(Data records)
################
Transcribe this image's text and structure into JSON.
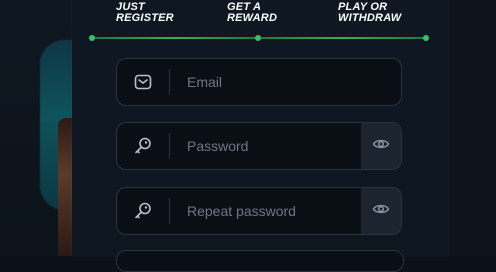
{
  "steps": [
    {
      "line1": "JUST",
      "line2": "REGISTER"
    },
    {
      "line1": "GET A",
      "line2": "REWARD"
    },
    {
      "line1": "PLAY OR",
      "line2": "WITHDRAW"
    }
  ],
  "form": {
    "email": {
      "placeholder": "Email",
      "icon": "envelope-icon"
    },
    "password": {
      "placeholder": "Password",
      "icon": "key-icon",
      "toggle_icon": "eye-icon"
    },
    "repeat_password": {
      "placeholder": "Repeat password",
      "icon": "key-icon",
      "toggle_icon": "eye-icon"
    }
  },
  "colors": {
    "accent": "#36c467",
    "panel": "#0f1822",
    "field_bg": "#0a0f16",
    "field_border": "#2a3340",
    "placeholder": "#6d7785"
  }
}
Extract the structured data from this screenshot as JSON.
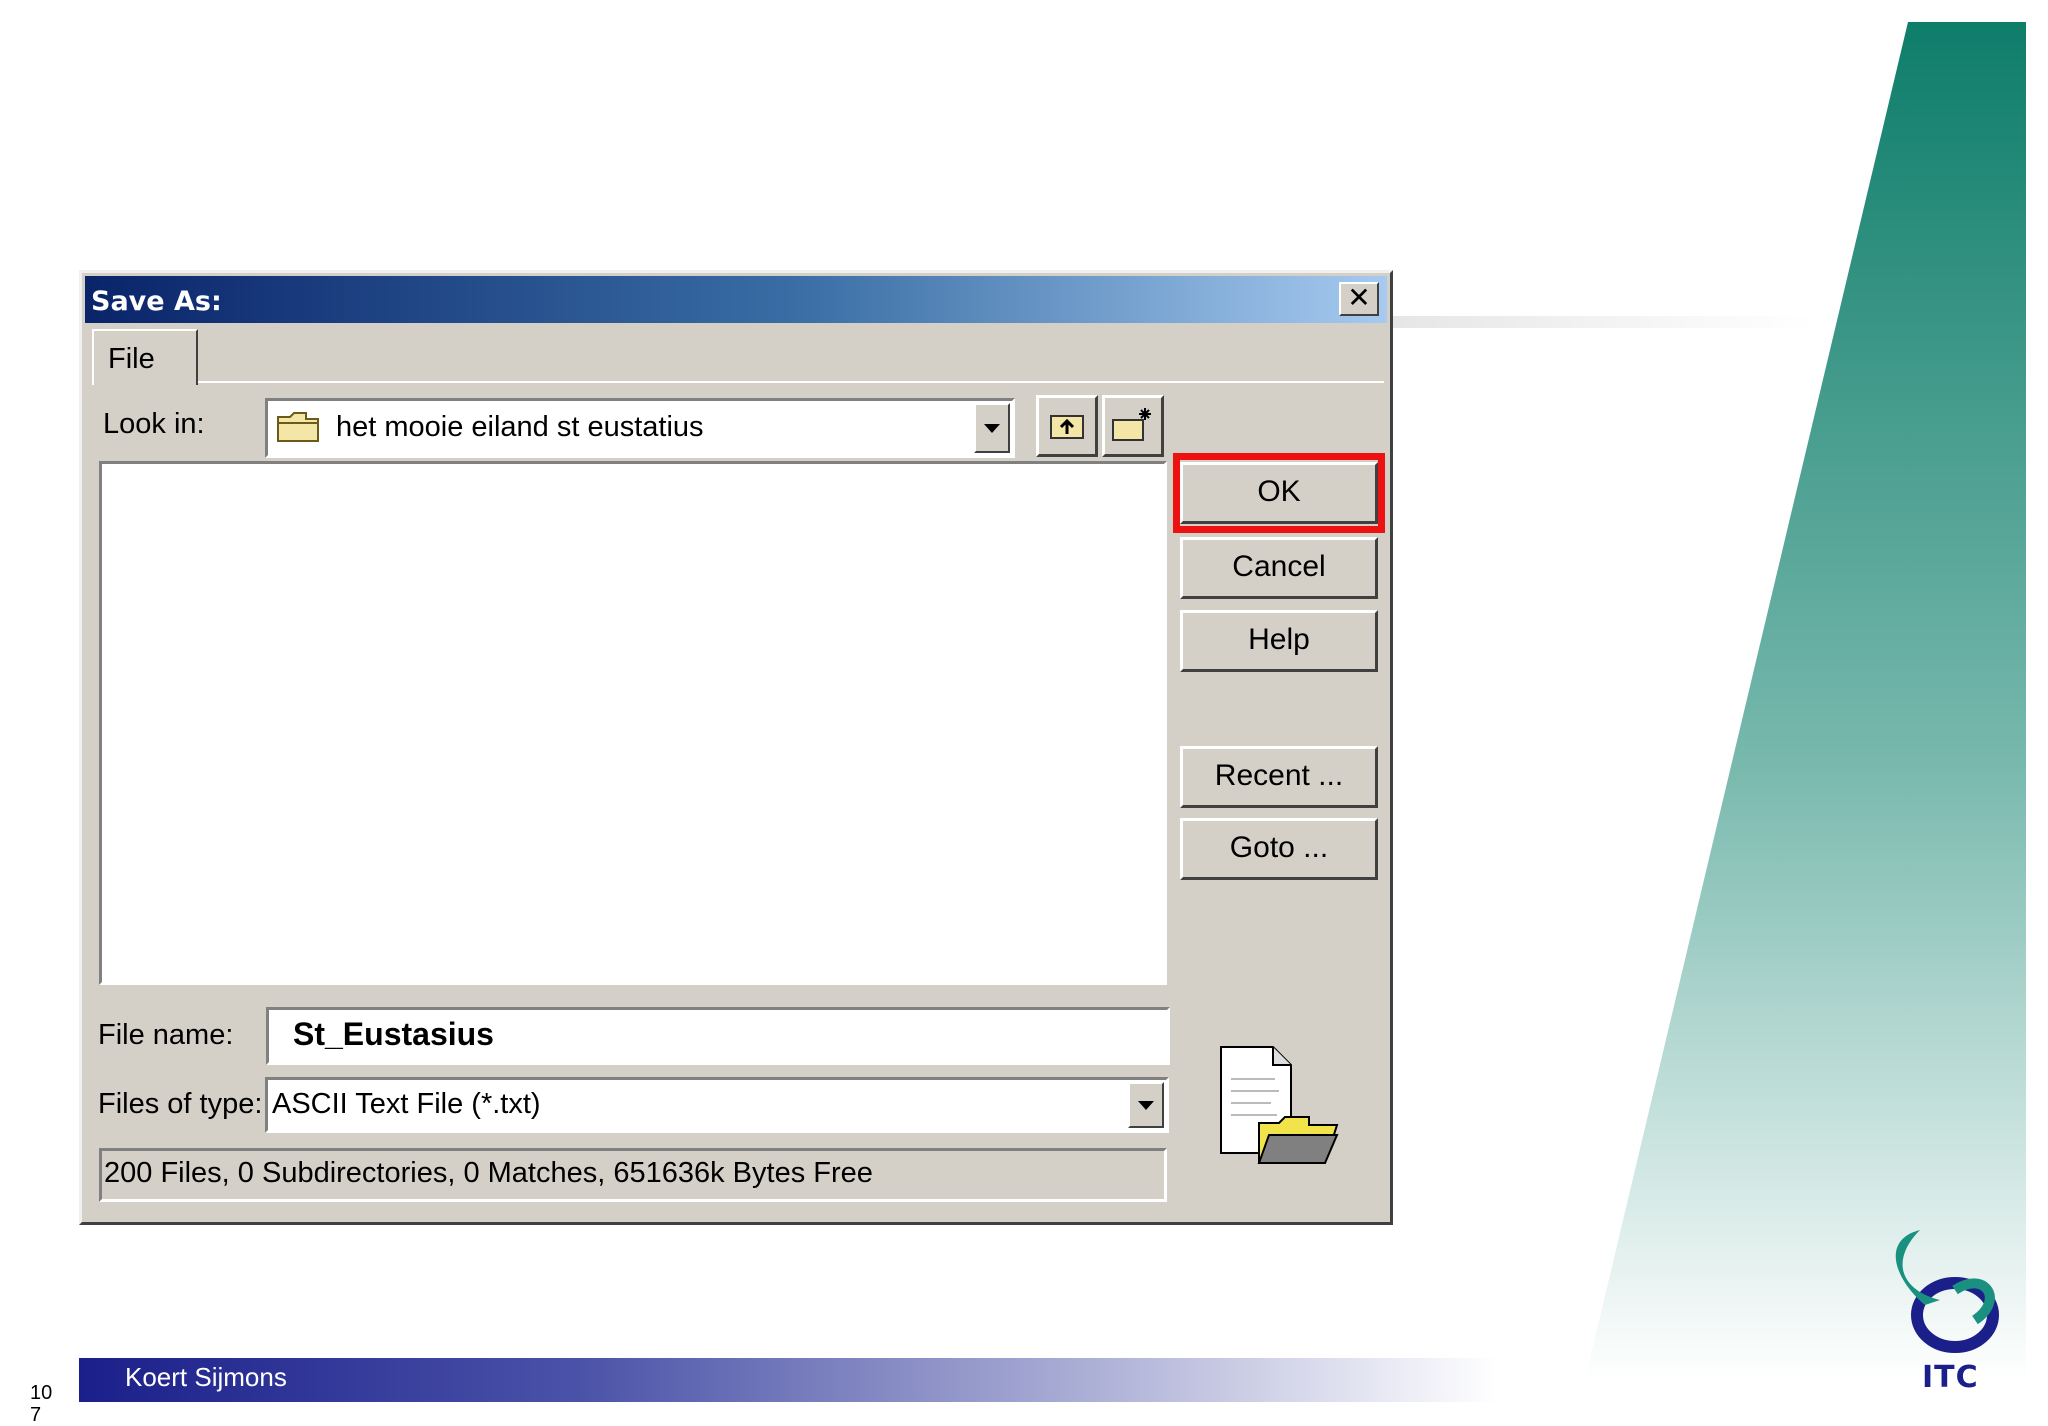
{
  "dialog": {
    "title": "Save As:",
    "close_label": "✕",
    "tab_label": "File",
    "look_in_label": "Look in:",
    "look_in_value": "het mooie eiland st eustatius",
    "file_name_label": "File name:",
    "file_name_value": "St_Eustasius",
    "files_of_type_label": "Files of type:",
    "files_of_type_value": "ASCII Text File (*.txt)",
    "status_text": "200 Files, 0 Subdirectories, 0 Matches, 651636k Bytes Free",
    "buttons": {
      "ok": "OK",
      "cancel": "Cancel",
      "help": "Help",
      "recent": "Recent ...",
      "goto": "Goto ..."
    },
    "highlight_color": "#ee1111"
  },
  "slide": {
    "author": "Koert Sijmons",
    "slide_number": "10\n7",
    "logo_text": "ITC",
    "accent_color": "#0e7d6a",
    "footer_color": "#1b1f8a"
  }
}
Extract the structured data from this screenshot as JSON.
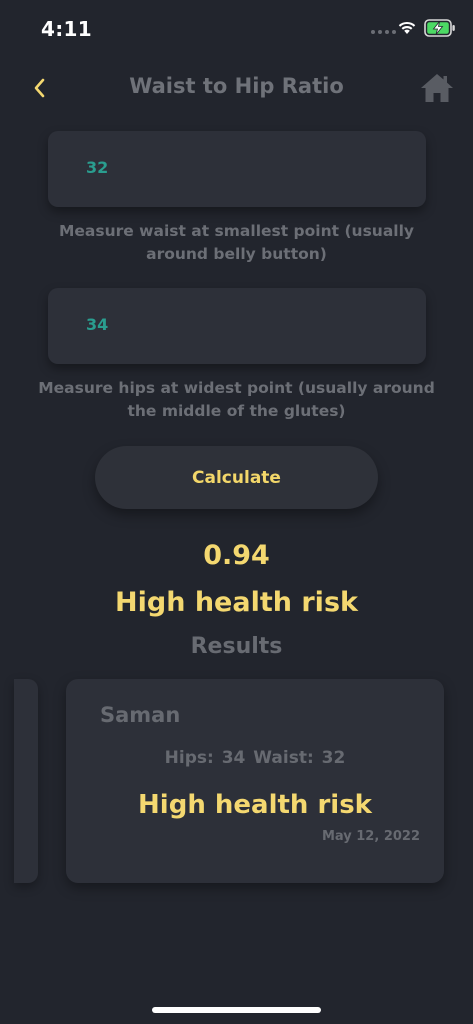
{
  "status_bar": {
    "time": "4:11",
    "signal_icon": "cellular-dots-icon",
    "wifi_icon": "wifi-icon",
    "battery_icon": "battery-charging-icon",
    "battery_color": "#4cd964"
  },
  "nav": {
    "title": "Waist to Hip Ratio",
    "back_icon": "chevron-left-icon",
    "home_icon": "home-icon",
    "accent": "#f4d870"
  },
  "form": {
    "waist_value": "32",
    "waist_hint": "Measure waist at smallest point (usually around belly button)",
    "hips_value": "34",
    "hips_hint": "Measure hips at widest point (usually around the middle of the glutes)",
    "calculate_label": "Calculate"
  },
  "result": {
    "ratio": "0.94",
    "risk_label": "High health risk"
  },
  "results_section": {
    "heading": "Results",
    "cards": [
      {
        "name": "Saman",
        "measurements": "Hips: 34  Waist: 32",
        "risk": "High health risk",
        "date": "May 12, 2022"
      }
    ]
  }
}
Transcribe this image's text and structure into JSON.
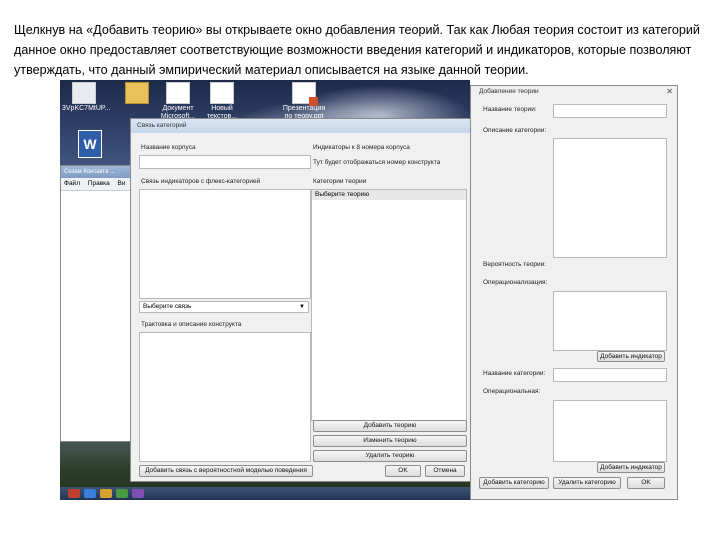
################
> **Written instruction**: Select every line where the word "icon" occurs.

> **Final result**:
      "icon": "envelope-icon"
      "icon": "key-icon",
      "toggle_icon": "eye-icon"
      "icon": "key-icon",
      "toggle_icon": "eye-icon"
    "signal_icon": "cellular-dots-icon",
    "wifi_icon": "wifi-icon",
    "battery_icon": "battery-charging-icon",
    "back_icon": "chevron-left-icon",
    "home_icon": "home-icon",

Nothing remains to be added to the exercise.